**** Extracted material ****

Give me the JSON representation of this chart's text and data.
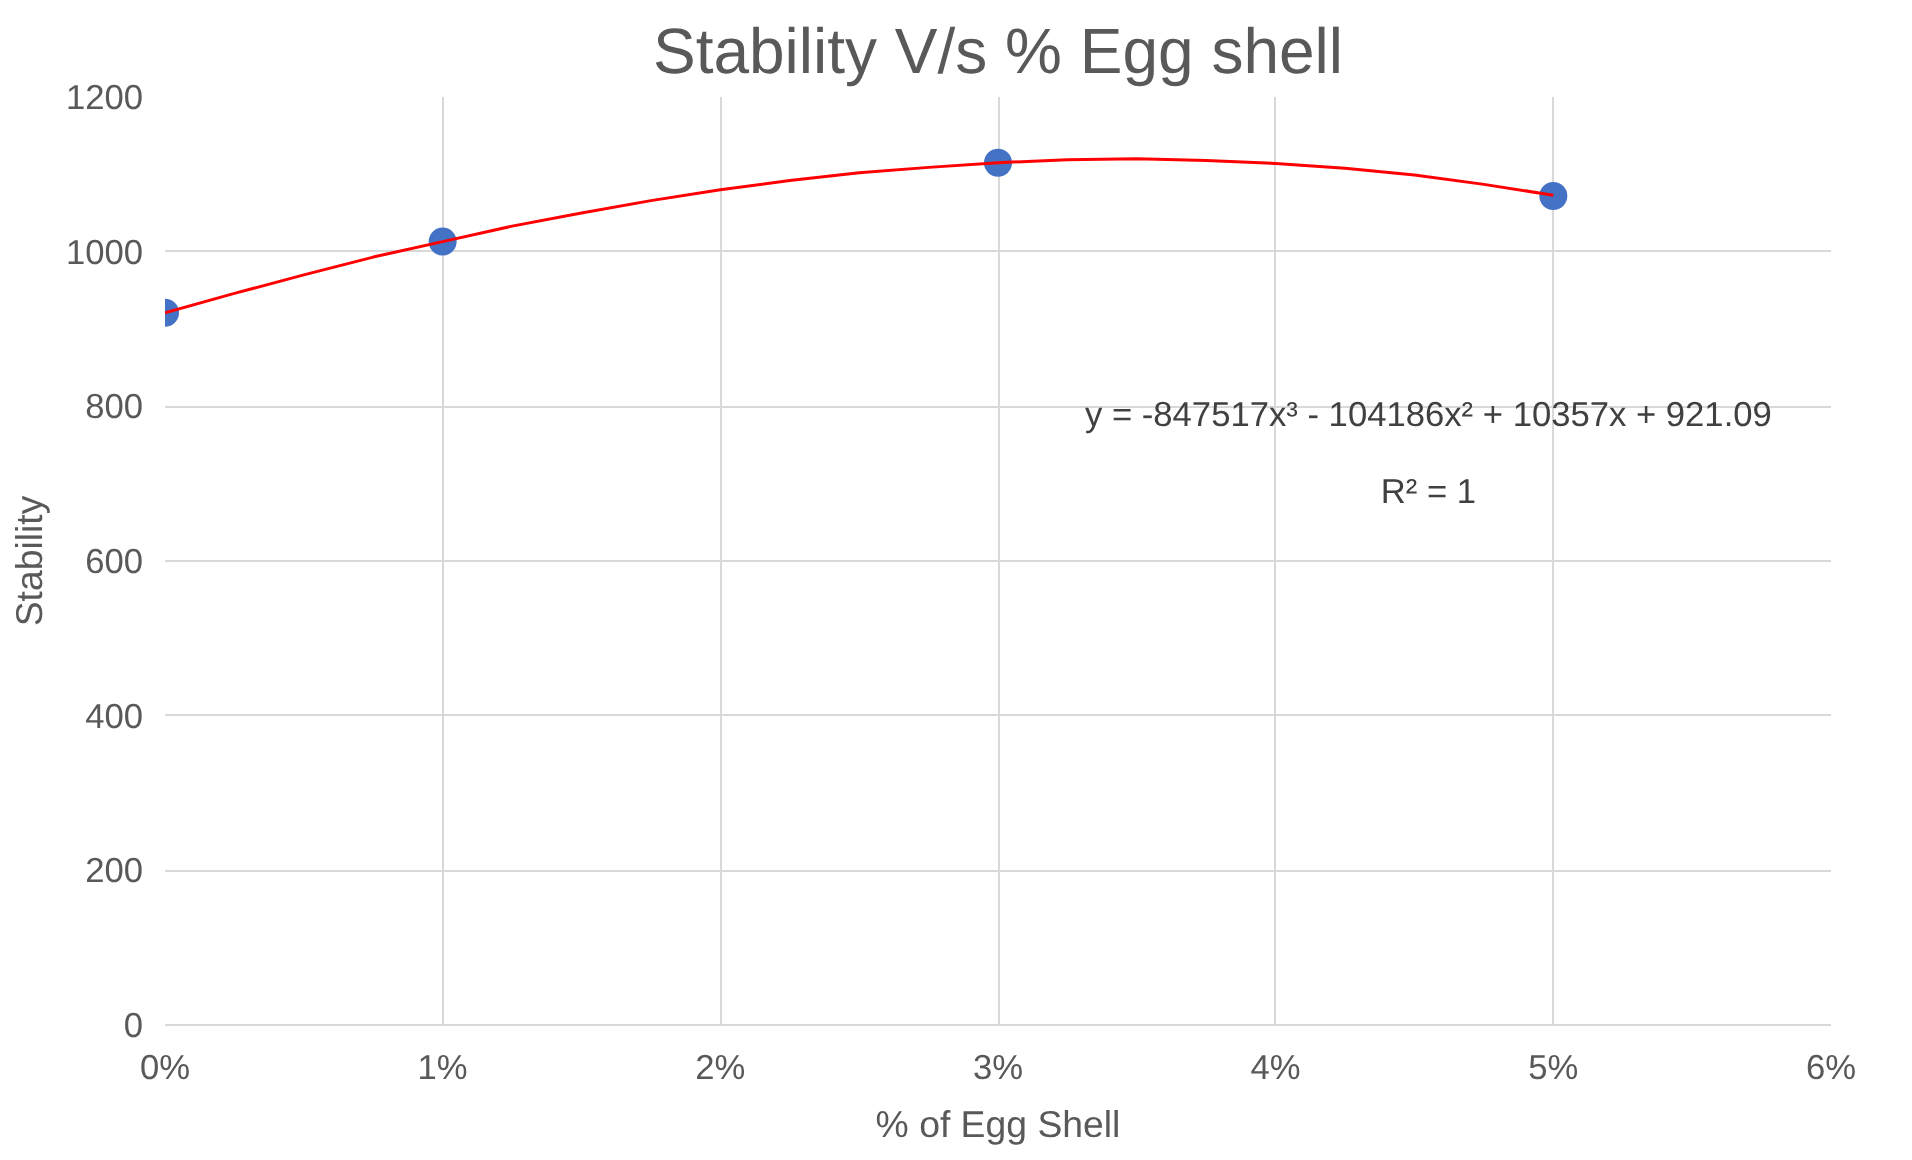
{
  "chart_data": {
    "type": "scatter",
    "title": "Stability V/s % Egg shell",
    "xlabel": "% of Egg Shell",
    "ylabel": "Stability",
    "series": [
      {
        "color": "#4472c4",
        "marker": "circle",
        "x": [
          0,
          0.01,
          0.03,
          0.05
        ],
        "values": [
          921,
          1013,
          1115,
          1072
        ]
      },
      {
        "type": "line",
        "color": "#ff0000",
        "marker": "none",
        "line_style": "solid",
        "x": [
          0,
          0.0025,
          0.005,
          0.0075,
          0.01,
          0.0125,
          0.015,
          0.0175,
          0.02,
          0.0225,
          0.025,
          0.0275,
          0.03,
          0.0325,
          0.035,
          0.0375,
          0.04,
          0.0425,
          0.045,
          0.0475,
          0.05
        ],
        "values": [
          921,
          946,
          970,
          993,
          1013,
          1033,
          1050,
          1066,
          1080,
          1092,
          1102,
          1109,
          1115,
          1119,
          1120,
          1118,
          1114,
          1108,
          1099,
          1087,
          1073
        ]
      }
    ],
    "annotations": [
      "y = -847517x³ - 104186x² + 10357x + 921.09",
      "R² = 1"
    ],
    "xlim": [
      0,
      0.06
    ],
    "ylim": [
      0,
      1200
    ],
    "xticks": [
      {
        "value": 0,
        "label": "0%"
      },
      {
        "value": 0.01,
        "label": "1%"
      },
      {
        "value": 0.02,
        "label": "2%"
      },
      {
        "value": 0.03,
        "label": "3%"
      },
      {
        "value": 0.04,
        "label": "4%"
      },
      {
        "value": 0.05,
        "label": "5%"
      },
      {
        "value": 0.06,
        "label": "6%"
      }
    ],
    "yticks": [
      0,
      200,
      400,
      600,
      800,
      1000,
      1200
    ],
    "grid": true
  }
}
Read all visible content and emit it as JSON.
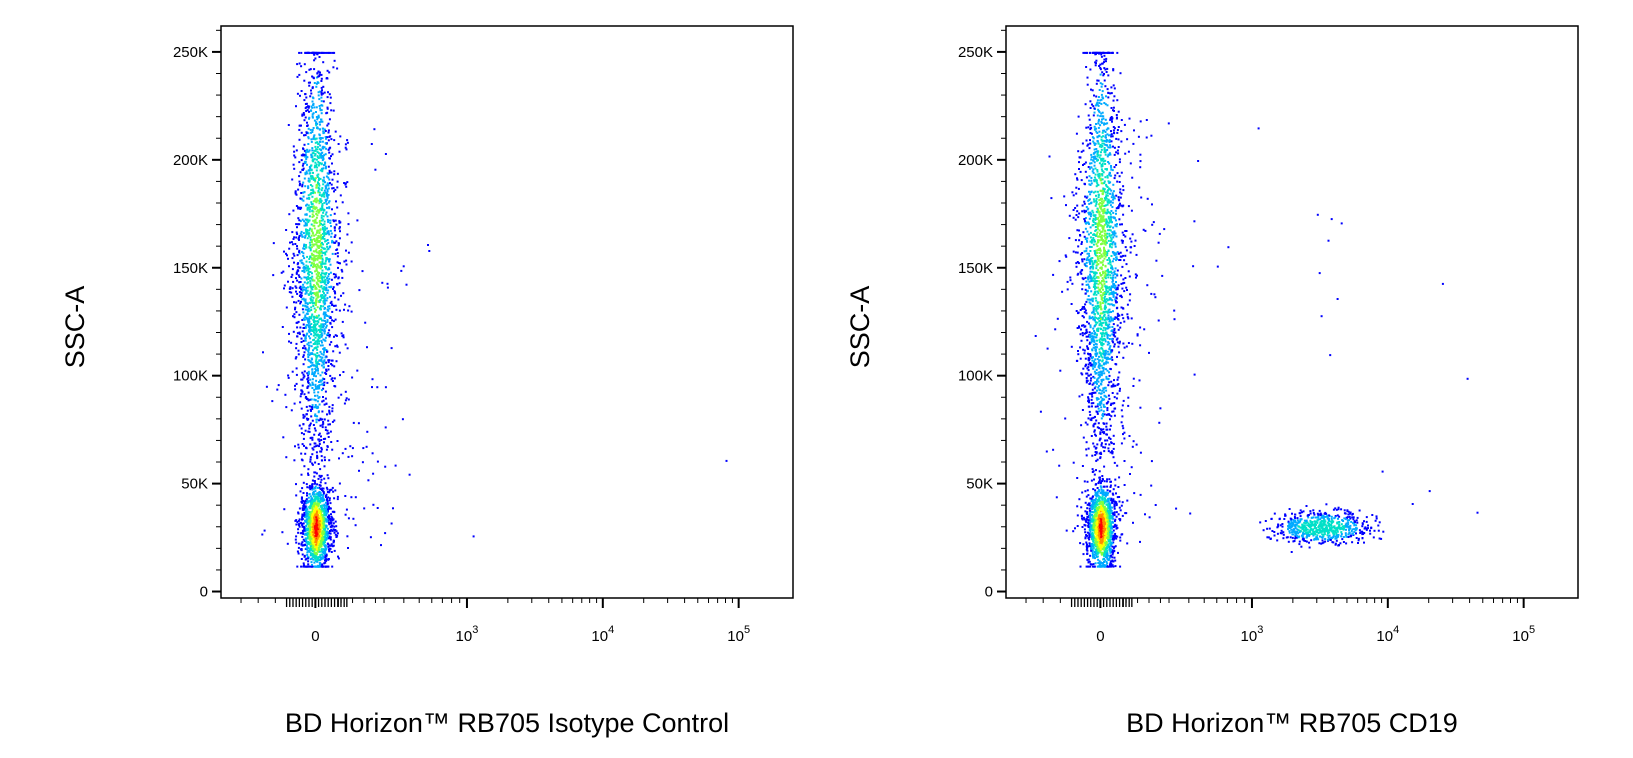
{
  "colors": {
    "density_scale": [
      "#0000ff",
      "#00aaff",
      "#00e0c8",
      "#7fff40",
      "#ffff00",
      "#ff8c00",
      "#ff0000"
    ],
    "frame": "#000000",
    "background": "#ffffff"
  },
  "chart_data": [
    {
      "type": "scatter",
      "subtype": "flow-cytometry-density-dot-plot",
      "title": "",
      "xlabel": "BD Horizon™ RB705 Isotype Control",
      "ylabel": "SSC-A",
      "x_scale": "biexponential",
      "x_tick_labels": [
        {
          "value": 0,
          "base": "0",
          "exp": ""
        },
        {
          "value": 1000,
          "base": "10",
          "exp": "3"
        },
        {
          "value": 10000,
          "base": "10",
          "exp": "4"
        },
        {
          "value": 100000,
          "base": "10",
          "exp": "5"
        }
      ],
      "y_scale": "linear",
      "ylim": [
        -3000,
        262000
      ],
      "y_ticks": [
        0,
        50000,
        100000,
        150000,
        200000,
        250000
      ],
      "y_tick_labels": [
        "0",
        "50K",
        "100K",
        "150K",
        "200K",
        "250K"
      ],
      "populations": [
        {
          "kind": "main-vertical",
          "x_center": 0,
          "ssc_range": [
            15000,
            250000
          ],
          "ssc_dense_center": 30000,
          "density_peak": "red"
        },
        {
          "kind": "scattered-events",
          "x_range": [
            0,
            1000
          ],
          "ssc_range": [
            20000,
            230000
          ],
          "density_peak": "blue"
        }
      ],
      "outliers": [
        {
          "x": 1100,
          "y": 26000
        },
        {
          "x": 80000,
          "y": 61000
        },
        {
          "x": 560,
          "y": 161000
        },
        {
          "x": 380,
          "y": 149000
        },
        {
          "x": 330,
          "y": 32000
        }
      ]
    },
    {
      "type": "scatter",
      "subtype": "flow-cytometry-density-dot-plot",
      "title": "",
      "xlabel": "BD Horizon™ RB705 CD19",
      "ylabel": "SSC-A",
      "x_scale": "biexponential",
      "x_tick_labels": [
        {
          "value": 0,
          "base": "0",
          "exp": ""
        },
        {
          "value": 1000,
          "base": "10",
          "exp": "3"
        },
        {
          "value": 10000,
          "base": "10",
          "exp": "4"
        },
        {
          "value": 100000,
          "base": "10",
          "exp": "5"
        }
      ],
      "y_scale": "linear",
      "ylim": [
        -3000,
        262000
      ],
      "y_ticks": [
        0,
        50000,
        100000,
        150000,
        200000,
        250000
      ],
      "y_tick_labels": [
        "0",
        "50K",
        "100K",
        "150K",
        "200K",
        "250K"
      ],
      "populations": [
        {
          "kind": "main-vertical",
          "x_center": 0,
          "ssc_range": [
            15000,
            250000
          ],
          "ssc_dense_center": 30000,
          "density_peak": "red"
        },
        {
          "kind": "CD19-positive-cluster",
          "x_center": 3200,
          "x_range": [
            1500,
            7000
          ],
          "ssc_range": [
            20000,
            50000
          ],
          "ssc_dense_center": 30000,
          "density_peak": "cyan"
        }
      ],
      "outliers": [
        {
          "x": 1100,
          "y": 215000
        },
        {
          "x": 3000,
          "y": 175000
        },
        {
          "x": 3800,
          "y": 173000
        },
        {
          "x": 4500,
          "y": 171000
        },
        {
          "x": 3600,
          "y": 163000
        },
        {
          "x": 3100,
          "y": 148000
        },
        {
          "x": 3200,
          "y": 128000
        },
        {
          "x": 4200,
          "y": 136000
        },
        {
          "x": 3700,
          "y": 110000
        },
        {
          "x": 25000,
          "y": 143000
        },
        {
          "x": 38000,
          "y": 99000
        },
        {
          "x": 45000,
          "y": 37000
        },
        {
          "x": 20000,
          "y": 47000
        },
        {
          "x": 15000,
          "y": 41000
        },
        {
          "x": 9000,
          "y": 56000
        },
        {
          "x": 600,
          "y": 151000
        },
        {
          "x": 700,
          "y": 160000
        }
      ]
    }
  ]
}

****

■ **What is needed**
Of the lines in this data, how many contain "Horizon"? Reply with only the number.

■ **Expected answer**
2